THE PROBLEM: Reproduce all of the data below line for line, without changing a single character.

STORED DATA:
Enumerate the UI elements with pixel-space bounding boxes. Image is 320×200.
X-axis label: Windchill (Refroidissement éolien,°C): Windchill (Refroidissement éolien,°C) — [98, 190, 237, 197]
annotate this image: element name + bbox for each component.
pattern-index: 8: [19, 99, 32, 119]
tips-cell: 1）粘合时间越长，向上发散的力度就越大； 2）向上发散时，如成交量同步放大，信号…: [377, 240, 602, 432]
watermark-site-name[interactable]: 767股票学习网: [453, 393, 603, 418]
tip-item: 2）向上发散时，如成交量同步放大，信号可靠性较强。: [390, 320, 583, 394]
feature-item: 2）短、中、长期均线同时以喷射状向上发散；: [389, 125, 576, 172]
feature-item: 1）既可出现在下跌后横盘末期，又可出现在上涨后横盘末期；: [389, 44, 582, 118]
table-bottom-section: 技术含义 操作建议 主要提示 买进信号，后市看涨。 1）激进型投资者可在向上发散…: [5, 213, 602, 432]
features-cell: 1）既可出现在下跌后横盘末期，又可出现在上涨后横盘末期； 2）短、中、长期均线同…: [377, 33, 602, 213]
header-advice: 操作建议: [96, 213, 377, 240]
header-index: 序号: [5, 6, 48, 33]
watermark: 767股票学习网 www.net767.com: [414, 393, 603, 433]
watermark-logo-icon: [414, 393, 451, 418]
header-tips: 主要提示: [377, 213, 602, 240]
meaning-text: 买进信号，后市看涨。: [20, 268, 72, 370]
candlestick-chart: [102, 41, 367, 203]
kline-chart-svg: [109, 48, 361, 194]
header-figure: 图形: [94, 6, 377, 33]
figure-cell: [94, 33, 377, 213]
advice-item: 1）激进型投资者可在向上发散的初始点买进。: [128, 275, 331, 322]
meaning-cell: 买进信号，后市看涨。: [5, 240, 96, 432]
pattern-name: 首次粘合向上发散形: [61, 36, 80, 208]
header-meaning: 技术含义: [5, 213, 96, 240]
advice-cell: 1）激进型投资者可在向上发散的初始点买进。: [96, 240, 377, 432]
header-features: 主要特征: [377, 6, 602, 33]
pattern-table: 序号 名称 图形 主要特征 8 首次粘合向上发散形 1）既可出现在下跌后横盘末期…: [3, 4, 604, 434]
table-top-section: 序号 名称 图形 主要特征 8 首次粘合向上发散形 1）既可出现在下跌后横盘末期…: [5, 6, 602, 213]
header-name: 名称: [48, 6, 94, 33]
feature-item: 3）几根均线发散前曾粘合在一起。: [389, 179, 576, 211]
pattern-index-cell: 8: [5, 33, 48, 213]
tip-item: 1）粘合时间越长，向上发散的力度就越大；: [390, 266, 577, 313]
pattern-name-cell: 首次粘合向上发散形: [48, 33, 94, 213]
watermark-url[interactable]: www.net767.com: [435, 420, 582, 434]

COMPLETE ANSWER:
Enumerate the UI elements with pixel-space bounding boxes. Image is 320×200.
X-axis label: Windchill (Refroidissement éolien,°C): Windchill (Refroidissement éolien,°C) — [98, 190, 237, 197]
annotate this image: element name + bbox for each component.
pattern-index: 8: [19, 99, 32, 119]
tips-cell: 1）粘合时间越长，向上发散的力度就越大； 2）向上发散时，如成交量同步放大，信号…: [377, 240, 602, 432]
watermark-site-name[interactable]: 767股票学习网: [453, 393, 603, 418]
tip-item: 2）向上发散时，如成交量同步放大，信号可靠性较强。: [390, 320, 583, 394]
feature-item: 2）短、中、长期均线同时以喷射状向上发散；: [389, 125, 576, 172]
feature-item: 1）既可出现在下跌后横盘末期，又可出现在上涨后横盘末期；: [389, 44, 582, 118]
table-bottom-section: 技术含义 操作建议 主要提示 买进信号，后市看涨。 1）激进型投资者可在向上发散…: [5, 213, 602, 432]
features-cell: 1）既可出现在下跌后横盘末期，又可出现在上涨后横盘末期； 2）短、中、长期均线同…: [377, 33, 602, 213]
header-advice: 操作建议: [96, 213, 377, 240]
header-index: 序号: [5, 6, 48, 33]
watermark: 767股票学习网 www.net767.com: [414, 393, 603, 433]
watermark-logo-icon: [414, 393, 451, 418]
header-tips: 主要提示: [377, 213, 602, 240]
meaning-text: 买进信号，后市看涨。: [20, 268, 72, 370]
candlestick-chart: [102, 41, 367, 203]
kline-chart-svg: [109, 48, 361, 194]
header-figure: 图形: [94, 6, 377, 33]
figure-cell: [94, 33, 377, 213]
advice-item: 1）激进型投资者可在向上发散的初始点买进。: [128, 275, 331, 322]
meaning-cell: 买进信号，后市看涨。: [5, 240, 96, 432]
pattern-name: 首次粘合向上发散形: [61, 36, 80, 208]
header-meaning: 技术含义: [5, 213, 96, 240]
advice-cell: 1）激进型投资者可在向上发散的初始点买进。: [96, 240, 377, 432]
header-features: 主要特征: [377, 6, 602, 33]
pattern-table: 序号 名称 图形 主要特征 8 首次粘合向上发散形 1）既可出现在下跌后横盘末期…: [3, 4, 604, 434]
table-top-section: 序号 名称 图形 主要特征 8 首次粘合向上发散形 1）既可出现在下跌后横盘末期…: [5, 6, 602, 213]
header-name: 名称: [48, 6, 94, 33]
feature-item: 3）几根均线发散前曾粘合在一起。: [389, 179, 576, 211]
pattern-index-cell: 8: [5, 33, 48, 213]
tip-item: 1）粘合时间越长，向上发散的力度就越大；: [390, 266, 577, 313]
pattern-name-cell: 首次粘合向上发散形: [48, 33, 94, 213]
watermark-url[interactable]: www.net767.com: [435, 420, 582, 434]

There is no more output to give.